[Data records]

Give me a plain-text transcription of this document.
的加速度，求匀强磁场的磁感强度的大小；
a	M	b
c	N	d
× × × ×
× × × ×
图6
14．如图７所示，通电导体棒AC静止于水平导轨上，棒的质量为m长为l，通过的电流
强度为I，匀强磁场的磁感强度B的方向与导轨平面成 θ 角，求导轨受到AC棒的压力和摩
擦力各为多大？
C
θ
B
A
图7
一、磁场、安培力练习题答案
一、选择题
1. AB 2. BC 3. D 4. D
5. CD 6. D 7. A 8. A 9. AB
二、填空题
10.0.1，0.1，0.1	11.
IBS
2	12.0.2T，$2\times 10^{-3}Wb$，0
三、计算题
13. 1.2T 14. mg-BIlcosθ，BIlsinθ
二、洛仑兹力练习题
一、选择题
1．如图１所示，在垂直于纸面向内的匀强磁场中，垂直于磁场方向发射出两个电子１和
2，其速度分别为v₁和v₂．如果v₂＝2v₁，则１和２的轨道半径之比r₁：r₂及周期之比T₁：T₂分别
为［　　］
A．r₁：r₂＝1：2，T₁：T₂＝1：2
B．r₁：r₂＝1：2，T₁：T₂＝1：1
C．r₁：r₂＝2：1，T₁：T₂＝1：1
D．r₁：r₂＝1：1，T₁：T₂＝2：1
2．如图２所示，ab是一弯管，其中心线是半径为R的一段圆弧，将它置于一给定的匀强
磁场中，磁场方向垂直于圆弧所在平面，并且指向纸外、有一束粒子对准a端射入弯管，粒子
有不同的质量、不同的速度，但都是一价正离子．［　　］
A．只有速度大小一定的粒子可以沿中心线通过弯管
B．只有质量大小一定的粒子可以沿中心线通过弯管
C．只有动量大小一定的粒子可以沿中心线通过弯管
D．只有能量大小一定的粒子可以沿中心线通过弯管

**Work instructions:** Please quote every record above exactly as it appears.

**Answer to the exercise:**
Give me a plain-text transcription of this document.
的加速度，求匀强磁场的磁感强度的大小；
a	M	b
c	N	d
× × × ×
× × × ×
图6
14．如图７所示，通电导体棒AC静止于水平导轨上，棒的质量为m长为l，通过的电流
强度为I，匀强磁场的磁感强度B的方向与导轨平面成 θ 角，求导轨受到AC棒的压力和摩
擦力各为多大？
C
θ
B
A
图7
一、磁场、安培力练习题答案
一、选择题
1. AB 2. BC 3. D 4. D
5. CD 6. D 7. A 8. A 9. AB
二、填空题
10.0.1，0.1，0.1	11.
IBS
2	12.0.2T，$2\times 10^{-3}Wb$，0
三、计算题
13. 1.2T 14. mg-BIlcosθ，BIlsinθ
二、洛仑兹力练习题
一、选择题
1．如图１所示，在垂直于纸面向内的匀强磁场中，垂直于磁场方向发射出两个电子１和
2，其速度分别为v₁和v₂．如果v₂＝2v₁，则１和２的轨道半径之比r₁：r₂及周期之比T₁：T₂分别
为［　　］
A．r₁：r₂＝1：2，T₁：T₂＝1：2
B．r₁：r₂＝1：2，T₁：T₂＝1：1
C．r₁：r₂＝2：1，T₁：T₂＝1：1
D．r₁：r₂＝1：1，T₁：T₂＝2：1
2．如图２所示，ab是一弯管，其中心线是半径为R的一段圆弧，将它置于一给定的匀强
磁场中，磁场方向垂直于圆弧所在平面，并且指向纸外、有一束粒子对准a端射入弯管，粒子
有不同的质量、不同的速度，但都是一价正离子．［　　］
A．只有速度大小一定的粒子可以沿中心线通过弯管
B．只有质量大小一定的粒子可以沿中心线通过弯管
C．只有动量大小一定的粒子可以沿中心线通过弯管
D．只有能量大小一定的粒子可以沿中心线通过弯管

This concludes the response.